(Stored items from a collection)
------------------------------------

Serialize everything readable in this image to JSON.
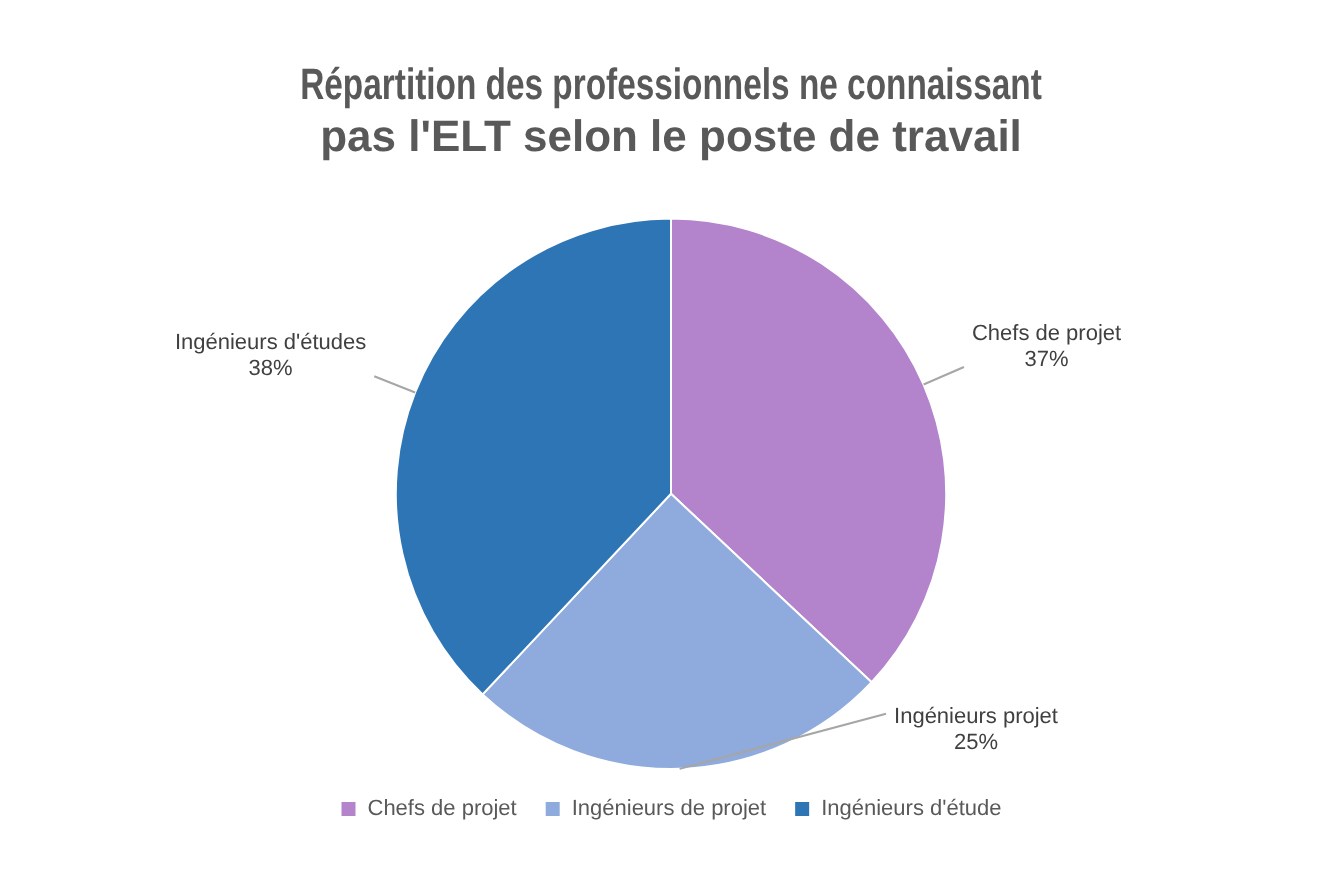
{
  "chart_data": {
    "type": "pie",
    "title": "Répartition des professionnels ne connaissant pas l'ELT selon le poste de travail",
    "categories": [
      "Chefs de projet",
      "Ingénieurs de projet",
      "Ingénieurs d'étude"
    ],
    "values": [
      37,
      25,
      38
    ],
    "colors": [
      "#b383cc",
      "#8faadc",
      "#2e75b6"
    ],
    "value_labels": [
      "Chefs de projet 37%",
      "Ingénieurs projet 25%",
      "Ingénieurs d'études 38%"
    ],
    "legend": "bottom"
  }
}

------------------------------------

What is needed:
Write out again every line above exactly as given; the pictures do not belong in the copy.

Complete response:
Serialize everything readable in this image to JSON.
{
  "chart_data": {
    "type": "pie",
    "title": "Répartition des professionnels ne connaissant pas l'ELT selon le poste de travail",
    "categories": [
      "Chefs de projet",
      "Ingénieurs de projet",
      "Ingénieurs d'étude"
    ],
    "values": [
      37,
      25,
      38
    ],
    "colors": [
      "#b383cc",
      "#8faadc",
      "#2e75b6"
    ],
    "value_labels": [
      "Chefs de projet 37%",
      "Ingénieurs projet 25%",
      "Ingénieurs d'études 38%"
    ],
    "legend": "bottom"
  }
}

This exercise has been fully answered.